EXERCISE DESCRIPTION: Write the records out again, precisely as they stand.

DATA TO PROCESS:
>>>

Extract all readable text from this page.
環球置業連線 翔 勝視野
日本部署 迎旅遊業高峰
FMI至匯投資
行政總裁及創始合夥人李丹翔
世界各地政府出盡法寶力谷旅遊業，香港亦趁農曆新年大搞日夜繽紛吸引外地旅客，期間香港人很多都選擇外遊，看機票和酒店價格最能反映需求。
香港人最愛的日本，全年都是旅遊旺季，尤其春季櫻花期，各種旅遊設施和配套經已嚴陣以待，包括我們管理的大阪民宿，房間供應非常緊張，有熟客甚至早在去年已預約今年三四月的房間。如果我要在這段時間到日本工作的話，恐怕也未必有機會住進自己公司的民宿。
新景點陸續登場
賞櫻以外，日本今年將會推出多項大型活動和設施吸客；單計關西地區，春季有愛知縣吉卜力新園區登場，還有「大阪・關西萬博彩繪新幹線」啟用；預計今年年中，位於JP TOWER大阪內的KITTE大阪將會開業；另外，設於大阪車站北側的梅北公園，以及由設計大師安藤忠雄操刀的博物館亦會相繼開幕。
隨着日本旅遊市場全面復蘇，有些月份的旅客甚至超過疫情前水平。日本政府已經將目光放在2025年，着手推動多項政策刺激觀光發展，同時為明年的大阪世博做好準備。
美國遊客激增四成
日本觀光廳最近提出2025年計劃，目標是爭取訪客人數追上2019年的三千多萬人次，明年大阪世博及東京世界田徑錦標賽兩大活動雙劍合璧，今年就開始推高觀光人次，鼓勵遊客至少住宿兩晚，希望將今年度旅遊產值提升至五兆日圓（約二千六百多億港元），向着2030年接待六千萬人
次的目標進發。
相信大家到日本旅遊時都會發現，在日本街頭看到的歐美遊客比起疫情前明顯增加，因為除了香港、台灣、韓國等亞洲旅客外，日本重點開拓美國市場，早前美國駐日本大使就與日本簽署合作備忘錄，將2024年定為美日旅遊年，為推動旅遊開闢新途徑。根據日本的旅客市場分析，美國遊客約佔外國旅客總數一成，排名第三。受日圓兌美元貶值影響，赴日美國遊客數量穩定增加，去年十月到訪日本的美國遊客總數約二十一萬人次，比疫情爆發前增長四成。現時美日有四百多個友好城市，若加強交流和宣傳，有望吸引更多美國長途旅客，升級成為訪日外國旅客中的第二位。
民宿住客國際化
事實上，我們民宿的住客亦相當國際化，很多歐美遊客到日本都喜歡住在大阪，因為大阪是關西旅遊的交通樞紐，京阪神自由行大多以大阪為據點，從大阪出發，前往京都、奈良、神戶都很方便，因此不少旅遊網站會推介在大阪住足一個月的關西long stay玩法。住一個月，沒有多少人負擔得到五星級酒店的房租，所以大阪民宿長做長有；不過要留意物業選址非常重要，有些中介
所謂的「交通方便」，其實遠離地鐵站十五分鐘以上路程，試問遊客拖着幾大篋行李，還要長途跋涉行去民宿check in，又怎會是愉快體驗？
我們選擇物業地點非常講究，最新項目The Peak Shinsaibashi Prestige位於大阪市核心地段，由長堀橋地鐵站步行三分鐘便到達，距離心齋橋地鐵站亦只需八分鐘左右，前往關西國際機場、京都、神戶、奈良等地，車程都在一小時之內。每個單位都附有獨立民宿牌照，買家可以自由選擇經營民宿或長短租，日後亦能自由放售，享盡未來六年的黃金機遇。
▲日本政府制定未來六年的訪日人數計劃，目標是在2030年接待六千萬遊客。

<<<

EXERCISE SOLUTION:
Extract all readable text from this page.
環球置業連線 翔 勝視野
日本部署 迎旅遊業高峰
FMI至匯投資
行政總裁及創始合夥人李丹翔
世界各地政府出盡法寶力谷旅遊業，香港亦趁農曆新年大搞日夜繽紛吸引外地旅客，期間香港人很多都選擇外遊，看機票和酒店價格最能反映需求。
香港人最愛的日本，全年都是旅遊旺季，尤其春季櫻花期，各種旅遊設施和配套經已嚴陣以待，包括我們管理的大阪民宿，房間供應非常緊張，有熟客甚至早在去年已預約今年三四月的房間。如果我要在這段時間到日本工作的話，恐怕也未必有機會住進自己公司的民宿。
新景點陸續登場
賞櫻以外，日本今年將會推出多項大型活動和設施吸客；單計關西地區，春季有愛知縣吉卜力新園區登場，還有「大阪・關西萬博彩繪新幹線」啟用；預計今年年中，位於JP TOWER大阪內的KITTE大阪將會開業；另外，設於大阪車站北側的梅北公園，以及由設計大師安藤忠雄操刀的博物館亦會相繼開幕。
隨着日本旅遊市場全面復蘇，有些月份的旅客甚至超過疫情前水平。日本政府已經將目光放在2025年，着手推動多項政策刺激觀光發展，同時為明年的大阪世博做好準備。
美國遊客激增四成
日本觀光廳最近提出2025年計劃，目標是爭取訪客人數追上2019年的三千多萬人次，明年大阪世博及東京世界田徑錦標賽兩大活動雙劍合璧，今年就開始推高觀光人次，鼓勵遊客至少住宿兩晚，希望將今年度旅遊產值提升至五兆日圓（約二千六百多億港元），向着2030年接待六千萬人
次的目標進發。
相信大家到日本旅遊時都會發現，在日本街頭看到的歐美遊客比起疫情前明顯增加，因為除了香港、台灣、韓國等亞洲旅客外，日本重點開拓美國市場，早前美國駐日本大使就與日本簽署合作備忘錄，將2024年定為美日旅遊年，為推動旅遊開闢新途徑。根據日本的旅客市場分析，美國遊客約佔外國旅客總數一成，排名第三。受日圓兌美元貶值影響，赴日美國遊客數量穩定增加，去年十月到訪日本的美國遊客總數約二十一萬人次，比疫情爆發前增長四成。現時美日有四百多個友好城市，若加強交流和宣傳，有望吸引更多美國長途旅客，升級成為訪日外國旅客中的第二位。
民宿住客國際化
事實上，我們民宿的住客亦相當國際化，很多歐美遊客到日本都喜歡住在大阪，因為大阪是關西旅遊的交通樞紐，京阪神自由行大多以大阪為據點，從大阪出發，前往京都、奈良、神戶都很方便，因此不少旅遊網站會推介在大阪住足一個月的關西long stay玩法。住一個月，沒有多少人負擔得到五星級酒店的房租，所以大阪民宿長做長有；不過要留意物業選址非常重要，有些中介
所謂的「交通方便」，其實遠離地鐵站十五分鐘以上路程，試問遊客拖着幾大篋行李，還要長途跋涉行去民宿check in，又怎會是愉快體驗？
我們選擇物業地點非常講究，最新項目The Peak Shinsaibashi Prestige位於大阪市核心地段，由長堀橋地鐵站步行三分鐘便到達，距離心齋橋地鐵站亦只需八分鐘左右，前往關西國際機場、京都、神戶、奈良等地，車程都在一小時之內。每個單位都附有獨立民宿牌照，買家可以自由選擇經營民宿或長短租，日後亦能自由放售，享盡未來六年的黃金機遇。
▲日本政府制定未來六年的訪日人數計劃，目標是在2030年接待六千萬遊客。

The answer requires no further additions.